Extracted entries:
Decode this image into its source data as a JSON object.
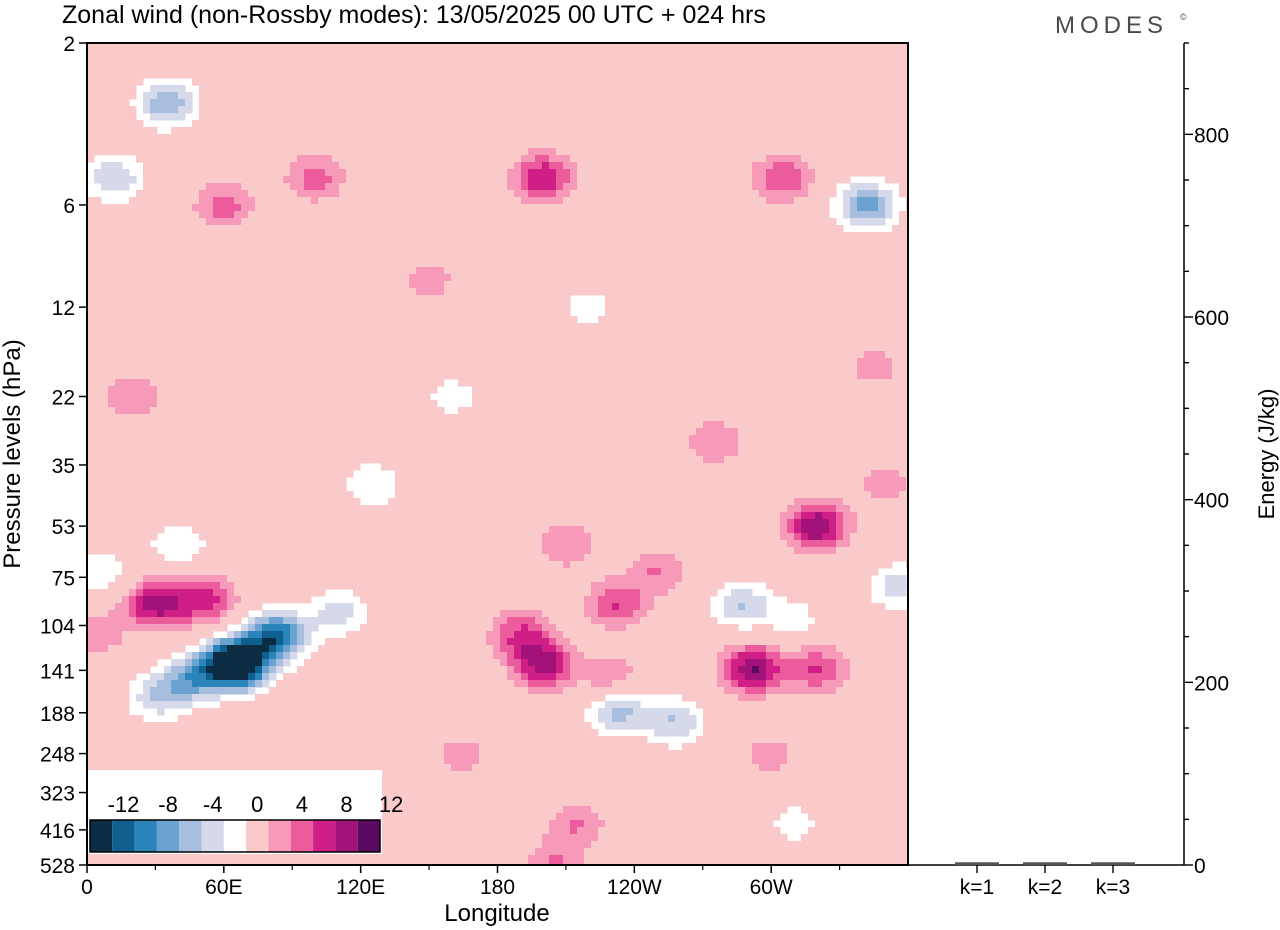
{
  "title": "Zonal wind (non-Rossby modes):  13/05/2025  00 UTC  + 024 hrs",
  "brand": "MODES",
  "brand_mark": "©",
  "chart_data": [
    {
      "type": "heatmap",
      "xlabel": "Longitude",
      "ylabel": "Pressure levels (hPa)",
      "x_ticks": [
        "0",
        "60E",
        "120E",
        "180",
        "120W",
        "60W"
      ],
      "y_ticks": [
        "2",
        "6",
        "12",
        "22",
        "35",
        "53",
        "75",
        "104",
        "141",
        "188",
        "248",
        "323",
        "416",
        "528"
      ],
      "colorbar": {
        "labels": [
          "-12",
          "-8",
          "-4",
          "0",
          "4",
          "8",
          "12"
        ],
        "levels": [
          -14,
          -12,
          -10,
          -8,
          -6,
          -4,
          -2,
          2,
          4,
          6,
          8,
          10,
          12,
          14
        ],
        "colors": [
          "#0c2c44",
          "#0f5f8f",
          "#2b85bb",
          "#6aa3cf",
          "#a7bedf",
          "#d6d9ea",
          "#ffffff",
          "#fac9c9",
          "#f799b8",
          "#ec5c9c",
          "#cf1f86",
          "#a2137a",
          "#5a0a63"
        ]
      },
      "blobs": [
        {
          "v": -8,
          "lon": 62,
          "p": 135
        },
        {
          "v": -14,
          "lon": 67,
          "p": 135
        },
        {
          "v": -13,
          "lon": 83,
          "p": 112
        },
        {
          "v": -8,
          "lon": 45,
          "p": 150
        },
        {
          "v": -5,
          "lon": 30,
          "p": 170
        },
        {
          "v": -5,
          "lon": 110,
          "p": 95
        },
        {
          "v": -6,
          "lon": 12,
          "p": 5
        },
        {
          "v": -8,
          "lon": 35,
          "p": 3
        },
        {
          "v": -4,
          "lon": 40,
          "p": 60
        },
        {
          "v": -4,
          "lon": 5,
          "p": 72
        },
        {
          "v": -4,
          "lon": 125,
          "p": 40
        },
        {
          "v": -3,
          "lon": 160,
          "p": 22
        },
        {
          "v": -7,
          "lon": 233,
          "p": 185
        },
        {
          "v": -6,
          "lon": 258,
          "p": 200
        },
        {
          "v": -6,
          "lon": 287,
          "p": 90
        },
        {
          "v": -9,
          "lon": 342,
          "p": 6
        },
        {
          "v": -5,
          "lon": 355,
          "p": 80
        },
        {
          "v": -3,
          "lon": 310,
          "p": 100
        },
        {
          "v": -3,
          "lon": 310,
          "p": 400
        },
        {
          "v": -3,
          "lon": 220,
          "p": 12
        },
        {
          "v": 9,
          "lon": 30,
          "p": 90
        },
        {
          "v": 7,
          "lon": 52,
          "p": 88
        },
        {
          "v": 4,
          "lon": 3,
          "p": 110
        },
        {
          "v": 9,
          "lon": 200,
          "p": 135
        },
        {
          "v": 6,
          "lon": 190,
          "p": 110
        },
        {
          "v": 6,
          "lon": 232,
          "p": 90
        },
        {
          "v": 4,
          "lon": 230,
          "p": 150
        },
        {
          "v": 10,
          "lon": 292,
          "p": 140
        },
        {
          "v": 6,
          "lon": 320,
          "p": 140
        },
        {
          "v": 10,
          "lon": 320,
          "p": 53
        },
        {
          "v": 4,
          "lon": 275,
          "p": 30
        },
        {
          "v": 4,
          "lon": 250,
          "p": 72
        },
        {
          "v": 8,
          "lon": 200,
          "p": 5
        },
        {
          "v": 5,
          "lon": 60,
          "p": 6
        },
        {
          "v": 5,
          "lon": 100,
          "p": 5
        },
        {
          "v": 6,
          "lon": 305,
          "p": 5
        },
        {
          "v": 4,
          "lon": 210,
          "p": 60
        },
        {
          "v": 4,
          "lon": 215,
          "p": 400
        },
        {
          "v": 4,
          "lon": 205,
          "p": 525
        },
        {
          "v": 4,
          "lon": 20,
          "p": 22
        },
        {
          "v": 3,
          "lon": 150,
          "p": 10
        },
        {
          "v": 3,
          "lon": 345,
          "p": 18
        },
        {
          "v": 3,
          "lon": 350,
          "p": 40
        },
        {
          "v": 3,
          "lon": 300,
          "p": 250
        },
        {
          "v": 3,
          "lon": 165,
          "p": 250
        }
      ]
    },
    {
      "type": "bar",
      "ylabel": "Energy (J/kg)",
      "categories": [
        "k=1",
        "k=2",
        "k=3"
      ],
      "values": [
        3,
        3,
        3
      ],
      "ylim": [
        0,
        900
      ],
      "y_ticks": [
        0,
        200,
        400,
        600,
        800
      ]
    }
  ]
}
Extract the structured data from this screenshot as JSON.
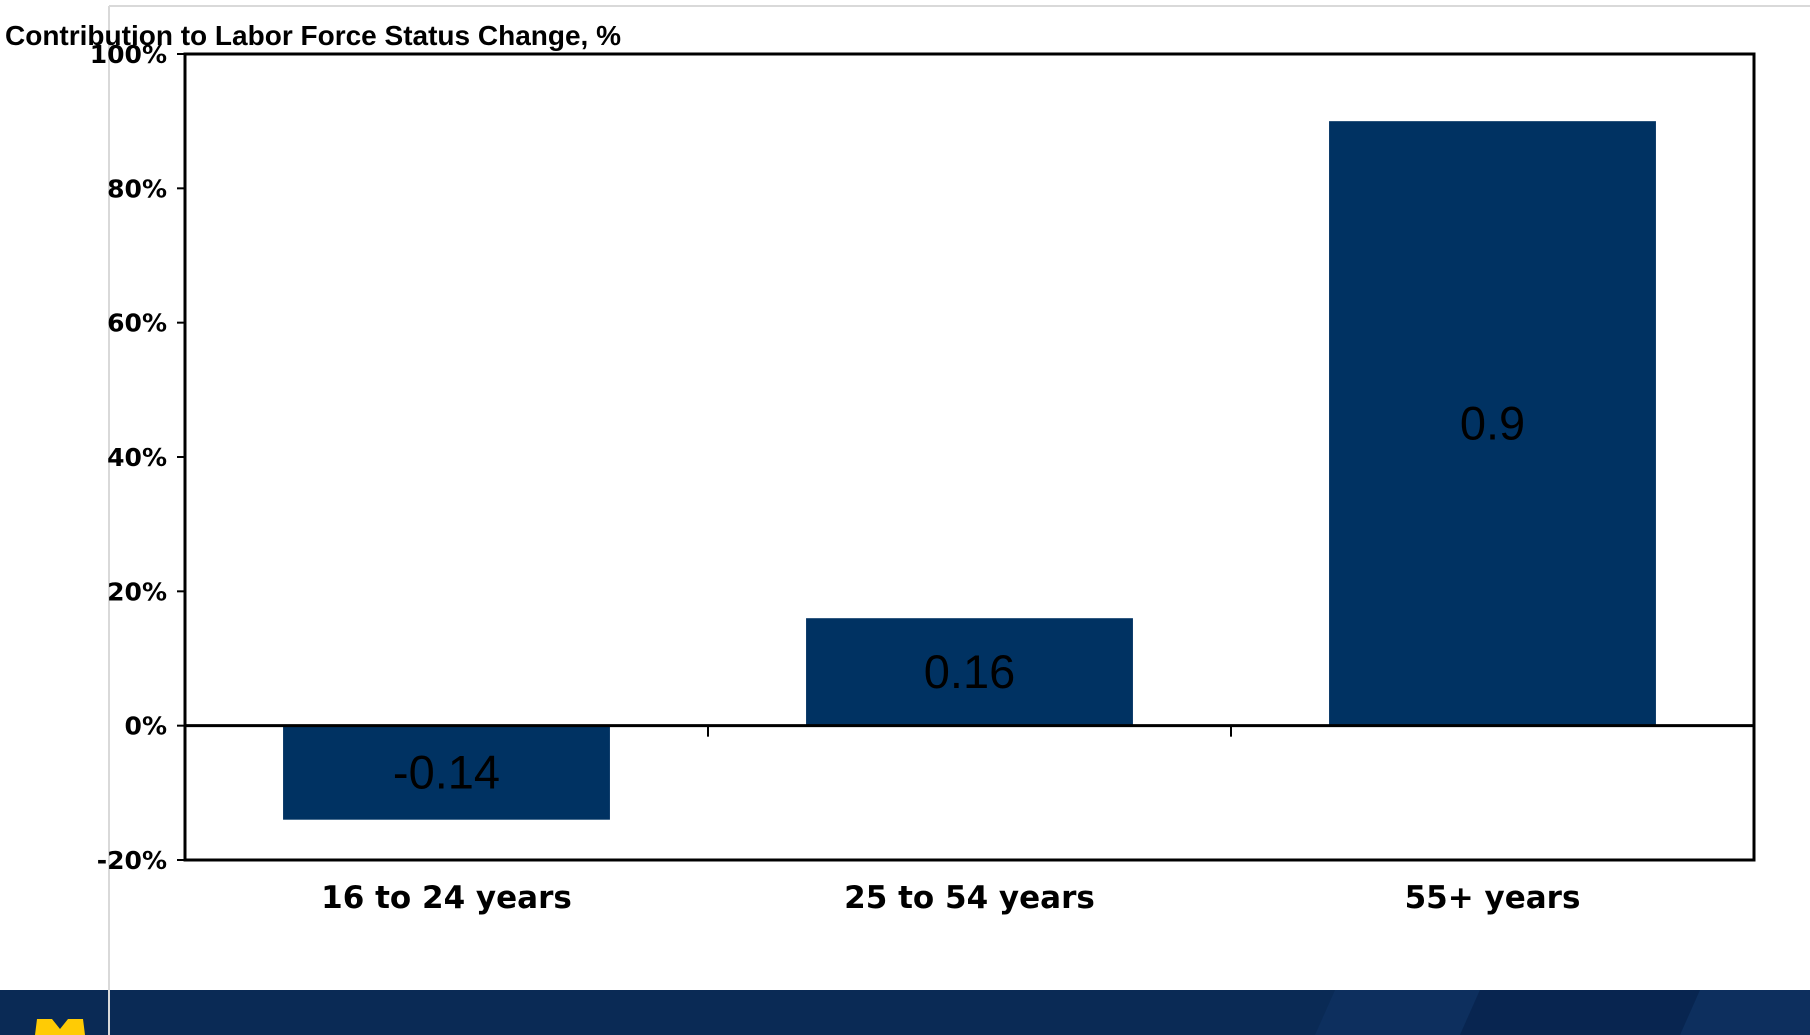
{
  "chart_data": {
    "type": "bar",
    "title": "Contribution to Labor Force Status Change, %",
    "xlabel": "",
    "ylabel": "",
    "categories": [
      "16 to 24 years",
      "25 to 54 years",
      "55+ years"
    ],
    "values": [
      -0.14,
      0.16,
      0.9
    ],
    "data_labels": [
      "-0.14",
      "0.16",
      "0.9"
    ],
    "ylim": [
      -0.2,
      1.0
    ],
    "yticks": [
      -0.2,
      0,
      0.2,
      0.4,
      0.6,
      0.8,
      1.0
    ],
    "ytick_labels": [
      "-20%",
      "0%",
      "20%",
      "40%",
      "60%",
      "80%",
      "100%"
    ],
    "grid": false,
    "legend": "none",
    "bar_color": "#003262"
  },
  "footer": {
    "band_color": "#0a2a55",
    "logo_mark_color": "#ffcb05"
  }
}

Written problem:
Set the listing down in full and exactly. Pictures within it should not appear in the copy.

Solved exercise:
Decode this image into its source data as a JSON object.
{
  "title": "Zonal wind (non-Rossby modes):  13/05/2025  00 UTC  + 024 hrs",
  "brand": "MODES",
  "brand_mark": "©",
  "chart_data": [
    {
      "type": "heatmap",
      "xlabel": "Longitude",
      "ylabel": "Pressure levels (hPa)",
      "x_ticks": [
        "0",
        "60E",
        "120E",
        "180",
        "120W",
        "60W"
      ],
      "y_ticks": [
        "2",
        "6",
        "12",
        "22",
        "35",
        "53",
        "75",
        "104",
        "141",
        "188",
        "248",
        "323",
        "416",
        "528"
      ],
      "colorbar": {
        "labels": [
          "-12",
          "-8",
          "-4",
          "0",
          "4",
          "8",
          "12"
        ],
        "levels": [
          -14,
          -12,
          -10,
          -8,
          -6,
          -4,
          -2,
          2,
          4,
          6,
          8,
          10,
          12,
          14
        ],
        "colors": [
          "#0c2c44",
          "#0f5f8f",
          "#2b85bb",
          "#6aa3cf",
          "#a7bedf",
          "#d6d9ea",
          "#ffffff",
          "#fac9c9",
          "#f799b8",
          "#ec5c9c",
          "#cf1f86",
          "#a2137a",
          "#5a0a63"
        ]
      },
      "blobs": [
        {
          "v": -8,
          "lon": 62,
          "p": 135
        },
        {
          "v": -14,
          "lon": 67,
          "p": 135
        },
        {
          "v": -13,
          "lon": 83,
          "p": 112
        },
        {
          "v": -8,
          "lon": 45,
          "p": 150
        },
        {
          "v": -5,
          "lon": 30,
          "p": 170
        },
        {
          "v": -5,
          "lon": 110,
          "p": 95
        },
        {
          "v": -6,
          "lon": 12,
          "p": 5
        },
        {
          "v": -8,
          "lon": 35,
          "p": 3
        },
        {
          "v": -4,
          "lon": 40,
          "p": 60
        },
        {
          "v": -4,
          "lon": 5,
          "p": 72
        },
        {
          "v": -4,
          "lon": 125,
          "p": 40
        },
        {
          "v": -3,
          "lon": 160,
          "p": 22
        },
        {
          "v": -7,
          "lon": 233,
          "p": 185
        },
        {
          "v": -6,
          "lon": 258,
          "p": 200
        },
        {
          "v": -6,
          "lon": 287,
          "p": 90
        },
        {
          "v": -9,
          "lon": 342,
          "p": 6
        },
        {
          "v": -5,
          "lon": 355,
          "p": 80
        },
        {
          "v": -3,
          "lon": 310,
          "p": 100
        },
        {
          "v": -3,
          "lon": 310,
          "p": 400
        },
        {
          "v": -3,
          "lon": 220,
          "p": 12
        },
        {
          "v": 9,
          "lon": 30,
          "p": 90
        },
        {
          "v": 7,
          "lon": 52,
          "p": 88
        },
        {
          "v": 4,
          "lon": 3,
          "p": 110
        },
        {
          "v": 9,
          "lon": 200,
          "p": 135
        },
        {
          "v": 6,
          "lon": 190,
          "p": 110
        },
        {
          "v": 6,
          "lon": 232,
          "p": 90
        },
        {
          "v": 4,
          "lon": 230,
          "p": 150
        },
        {
          "v": 10,
          "lon": 292,
          "p": 140
        },
        {
          "v": 6,
          "lon": 320,
          "p": 140
        },
        {
          "v": 10,
          "lon": 320,
          "p": 53
        },
        {
          "v": 4,
          "lon": 275,
          "p": 30
        },
        {
          "v": 4,
          "lon": 250,
          "p": 72
        },
        {
          "v": 8,
          "lon": 200,
          "p": 5
        },
        {
          "v": 5,
          "lon": 60,
          "p": 6
        },
        {
          "v": 5,
          "lon": 100,
          "p": 5
        },
        {
          "v": 6,
          "lon": 305,
          "p": 5
        },
        {
          "v": 4,
          "lon": 210,
          "p": 60
        },
        {
          "v": 4,
          "lon": 215,
          "p": 400
        },
        {
          "v": 4,
          "lon": 205,
          "p": 525
        },
        {
          "v": 4,
          "lon": 20,
          "p": 22
        },
        {
          "v": 3,
          "lon": 150,
          "p": 10
        },
        {
          "v": 3,
          "lon": 345,
          "p": 18
        },
        {
          "v": 3,
          "lon": 350,
          "p": 40
        },
        {
          "v": 3,
          "lon": 300,
          "p": 250
        },
        {
          "v": 3,
          "lon": 165,
          "p": 250
        }
      ]
    },
    {
      "type": "bar",
      "ylabel": "Energy (J/kg)",
      "categories": [
        "k=1",
        "k=2",
        "k=3"
      ],
      "values": [
        3,
        3,
        3
      ],
      "ylim": [
        0,
        900
      ],
      "y_ticks": [
        0,
        200,
        400,
        600,
        800
      ]
    }
  ]
}
Extract the structured data from this screenshot as JSON.
{
  "chart_data": {
    "type": "bar",
    "title": "Contribution to Labor Force Status Change, %",
    "xlabel": "",
    "ylabel": "",
    "categories": [
      "16 to 24 years",
      "25 to 54 years",
      "55+ years"
    ],
    "values": [
      -0.14,
      0.16,
      0.9
    ],
    "data_labels": [
      "-0.14",
      "0.16",
      "0.9"
    ],
    "ylim": [
      -0.2,
      1.0
    ],
    "yticks": [
      -0.2,
      0,
      0.2,
      0.4,
      0.6,
      0.8,
      1.0
    ],
    "ytick_labels": [
      "-20%",
      "0%",
      "20%",
      "40%",
      "60%",
      "80%",
      "100%"
    ],
    "grid": false,
    "legend": "none",
    "bar_color": "#003262"
  },
  "footer": {
    "band_color": "#0a2a55",
    "logo_mark_color": "#ffcb05"
  }
}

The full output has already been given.